'''

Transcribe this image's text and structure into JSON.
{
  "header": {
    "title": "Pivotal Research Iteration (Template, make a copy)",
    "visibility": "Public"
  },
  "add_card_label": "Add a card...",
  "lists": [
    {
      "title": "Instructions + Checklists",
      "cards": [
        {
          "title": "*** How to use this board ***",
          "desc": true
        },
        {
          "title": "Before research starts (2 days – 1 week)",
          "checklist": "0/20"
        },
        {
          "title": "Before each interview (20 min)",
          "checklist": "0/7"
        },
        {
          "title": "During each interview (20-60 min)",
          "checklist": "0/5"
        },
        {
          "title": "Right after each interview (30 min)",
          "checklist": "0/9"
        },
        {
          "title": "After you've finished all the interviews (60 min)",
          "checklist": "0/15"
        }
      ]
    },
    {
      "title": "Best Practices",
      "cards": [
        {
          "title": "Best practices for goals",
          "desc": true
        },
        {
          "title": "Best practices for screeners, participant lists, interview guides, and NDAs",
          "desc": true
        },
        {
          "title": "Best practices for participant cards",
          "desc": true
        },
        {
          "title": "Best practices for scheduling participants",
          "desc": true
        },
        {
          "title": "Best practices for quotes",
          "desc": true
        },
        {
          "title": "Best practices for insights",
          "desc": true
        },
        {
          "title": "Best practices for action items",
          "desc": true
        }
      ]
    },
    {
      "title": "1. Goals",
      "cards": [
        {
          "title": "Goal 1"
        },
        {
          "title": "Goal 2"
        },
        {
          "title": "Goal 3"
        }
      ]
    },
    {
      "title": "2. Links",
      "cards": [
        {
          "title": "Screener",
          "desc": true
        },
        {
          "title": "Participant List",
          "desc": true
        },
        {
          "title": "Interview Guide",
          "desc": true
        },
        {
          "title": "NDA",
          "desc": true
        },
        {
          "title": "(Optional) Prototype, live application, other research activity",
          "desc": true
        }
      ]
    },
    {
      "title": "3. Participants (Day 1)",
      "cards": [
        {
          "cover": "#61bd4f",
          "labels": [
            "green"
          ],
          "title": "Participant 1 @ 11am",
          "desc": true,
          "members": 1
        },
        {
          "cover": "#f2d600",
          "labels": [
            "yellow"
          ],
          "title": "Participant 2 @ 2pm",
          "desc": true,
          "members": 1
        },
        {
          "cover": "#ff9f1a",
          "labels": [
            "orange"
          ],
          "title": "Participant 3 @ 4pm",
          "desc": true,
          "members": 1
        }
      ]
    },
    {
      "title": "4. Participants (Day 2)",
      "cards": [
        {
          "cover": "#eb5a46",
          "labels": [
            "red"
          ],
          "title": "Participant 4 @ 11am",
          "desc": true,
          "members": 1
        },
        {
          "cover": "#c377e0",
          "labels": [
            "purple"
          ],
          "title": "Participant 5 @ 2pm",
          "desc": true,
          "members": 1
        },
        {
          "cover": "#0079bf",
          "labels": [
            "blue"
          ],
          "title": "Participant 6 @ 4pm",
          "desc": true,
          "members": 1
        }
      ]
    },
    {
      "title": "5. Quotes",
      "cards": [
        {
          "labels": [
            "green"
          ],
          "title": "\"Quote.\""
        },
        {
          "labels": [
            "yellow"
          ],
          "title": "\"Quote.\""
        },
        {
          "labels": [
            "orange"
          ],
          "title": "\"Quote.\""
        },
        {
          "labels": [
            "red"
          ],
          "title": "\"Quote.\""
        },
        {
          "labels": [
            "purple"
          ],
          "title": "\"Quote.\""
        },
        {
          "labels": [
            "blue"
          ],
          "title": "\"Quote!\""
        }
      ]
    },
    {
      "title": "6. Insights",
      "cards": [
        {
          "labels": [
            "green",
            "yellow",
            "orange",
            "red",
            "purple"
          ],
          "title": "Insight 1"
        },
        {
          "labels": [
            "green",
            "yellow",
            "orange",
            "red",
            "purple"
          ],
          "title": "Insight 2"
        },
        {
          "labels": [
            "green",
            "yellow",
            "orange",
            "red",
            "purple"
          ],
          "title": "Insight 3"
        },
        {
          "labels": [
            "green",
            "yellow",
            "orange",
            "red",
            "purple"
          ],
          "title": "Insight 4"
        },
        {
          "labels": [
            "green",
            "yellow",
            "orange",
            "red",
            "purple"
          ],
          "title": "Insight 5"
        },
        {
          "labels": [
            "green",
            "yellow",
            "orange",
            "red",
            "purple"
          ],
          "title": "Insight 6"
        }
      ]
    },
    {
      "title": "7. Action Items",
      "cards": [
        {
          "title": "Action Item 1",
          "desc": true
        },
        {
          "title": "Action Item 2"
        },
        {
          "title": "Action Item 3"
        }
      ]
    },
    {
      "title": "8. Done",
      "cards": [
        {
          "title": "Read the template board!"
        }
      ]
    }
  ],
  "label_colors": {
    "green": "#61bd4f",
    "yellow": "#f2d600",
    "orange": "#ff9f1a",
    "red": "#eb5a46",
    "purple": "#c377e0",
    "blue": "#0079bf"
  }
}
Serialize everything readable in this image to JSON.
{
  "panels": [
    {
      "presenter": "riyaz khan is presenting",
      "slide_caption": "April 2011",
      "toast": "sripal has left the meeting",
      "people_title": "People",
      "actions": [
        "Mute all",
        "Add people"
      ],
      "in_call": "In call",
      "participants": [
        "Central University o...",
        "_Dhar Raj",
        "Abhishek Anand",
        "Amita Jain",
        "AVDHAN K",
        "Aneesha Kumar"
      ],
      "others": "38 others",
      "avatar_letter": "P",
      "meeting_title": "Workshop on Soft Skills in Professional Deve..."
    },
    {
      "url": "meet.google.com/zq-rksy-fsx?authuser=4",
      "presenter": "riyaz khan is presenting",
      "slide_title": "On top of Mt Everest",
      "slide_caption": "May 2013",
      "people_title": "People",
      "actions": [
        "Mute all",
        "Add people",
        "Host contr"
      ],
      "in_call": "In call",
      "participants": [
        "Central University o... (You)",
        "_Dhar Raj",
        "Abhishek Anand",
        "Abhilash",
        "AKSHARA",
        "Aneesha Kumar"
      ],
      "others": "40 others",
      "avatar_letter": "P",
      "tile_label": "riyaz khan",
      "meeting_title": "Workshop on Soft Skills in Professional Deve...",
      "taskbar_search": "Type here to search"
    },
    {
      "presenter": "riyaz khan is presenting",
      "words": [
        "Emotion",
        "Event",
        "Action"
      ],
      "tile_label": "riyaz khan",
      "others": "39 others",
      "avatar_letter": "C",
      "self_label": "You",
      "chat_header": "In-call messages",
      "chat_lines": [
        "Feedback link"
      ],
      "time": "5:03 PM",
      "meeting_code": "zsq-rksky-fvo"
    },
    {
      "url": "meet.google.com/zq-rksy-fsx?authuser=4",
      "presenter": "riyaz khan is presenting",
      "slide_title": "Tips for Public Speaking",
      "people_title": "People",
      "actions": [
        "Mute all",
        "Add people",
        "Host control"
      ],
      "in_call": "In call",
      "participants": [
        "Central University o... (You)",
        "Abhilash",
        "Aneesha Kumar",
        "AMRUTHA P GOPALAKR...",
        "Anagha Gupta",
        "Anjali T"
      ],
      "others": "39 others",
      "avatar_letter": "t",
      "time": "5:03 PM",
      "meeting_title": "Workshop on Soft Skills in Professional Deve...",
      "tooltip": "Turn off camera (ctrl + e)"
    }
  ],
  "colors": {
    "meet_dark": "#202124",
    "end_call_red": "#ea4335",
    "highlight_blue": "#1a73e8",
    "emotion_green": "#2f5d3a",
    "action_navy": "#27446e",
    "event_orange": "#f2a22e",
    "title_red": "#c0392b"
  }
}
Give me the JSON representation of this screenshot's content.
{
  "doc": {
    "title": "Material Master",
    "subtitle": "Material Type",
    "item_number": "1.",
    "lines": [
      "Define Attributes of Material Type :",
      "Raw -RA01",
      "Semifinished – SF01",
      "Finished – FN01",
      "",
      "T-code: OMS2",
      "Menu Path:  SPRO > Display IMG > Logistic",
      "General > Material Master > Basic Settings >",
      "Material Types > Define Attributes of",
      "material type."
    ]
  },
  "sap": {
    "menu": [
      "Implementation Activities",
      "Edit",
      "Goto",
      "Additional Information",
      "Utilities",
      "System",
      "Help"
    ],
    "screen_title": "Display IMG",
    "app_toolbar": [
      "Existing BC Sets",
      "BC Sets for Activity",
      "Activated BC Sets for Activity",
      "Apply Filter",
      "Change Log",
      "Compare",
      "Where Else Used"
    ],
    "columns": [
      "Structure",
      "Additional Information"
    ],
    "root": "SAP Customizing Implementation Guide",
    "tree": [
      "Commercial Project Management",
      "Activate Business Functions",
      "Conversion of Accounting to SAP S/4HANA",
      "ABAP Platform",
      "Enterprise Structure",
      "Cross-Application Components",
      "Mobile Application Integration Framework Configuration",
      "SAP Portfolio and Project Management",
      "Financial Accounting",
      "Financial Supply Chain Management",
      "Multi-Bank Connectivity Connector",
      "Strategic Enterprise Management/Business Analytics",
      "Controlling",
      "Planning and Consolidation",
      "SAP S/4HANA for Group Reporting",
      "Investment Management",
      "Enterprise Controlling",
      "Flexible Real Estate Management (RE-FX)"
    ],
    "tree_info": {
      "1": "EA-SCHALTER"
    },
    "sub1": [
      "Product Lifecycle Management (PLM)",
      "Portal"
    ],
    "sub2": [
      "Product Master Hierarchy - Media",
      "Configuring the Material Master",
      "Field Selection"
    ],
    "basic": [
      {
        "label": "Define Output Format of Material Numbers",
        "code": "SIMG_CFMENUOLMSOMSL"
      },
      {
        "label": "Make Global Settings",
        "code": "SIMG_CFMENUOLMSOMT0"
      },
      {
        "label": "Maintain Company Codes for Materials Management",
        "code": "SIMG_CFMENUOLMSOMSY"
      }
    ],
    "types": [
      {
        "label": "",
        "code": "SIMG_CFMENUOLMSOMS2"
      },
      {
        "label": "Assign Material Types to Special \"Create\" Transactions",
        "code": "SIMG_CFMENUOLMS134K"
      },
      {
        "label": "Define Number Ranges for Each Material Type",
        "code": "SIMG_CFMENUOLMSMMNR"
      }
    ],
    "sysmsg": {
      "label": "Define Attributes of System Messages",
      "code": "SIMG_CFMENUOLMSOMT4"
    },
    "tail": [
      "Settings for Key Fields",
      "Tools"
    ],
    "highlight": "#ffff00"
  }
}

'''

Directive: Select the lines in this material that hold the word "board", leaving none out.

Response:
          "title": "*** How to use this board ***",
          "title": "Read the template board!"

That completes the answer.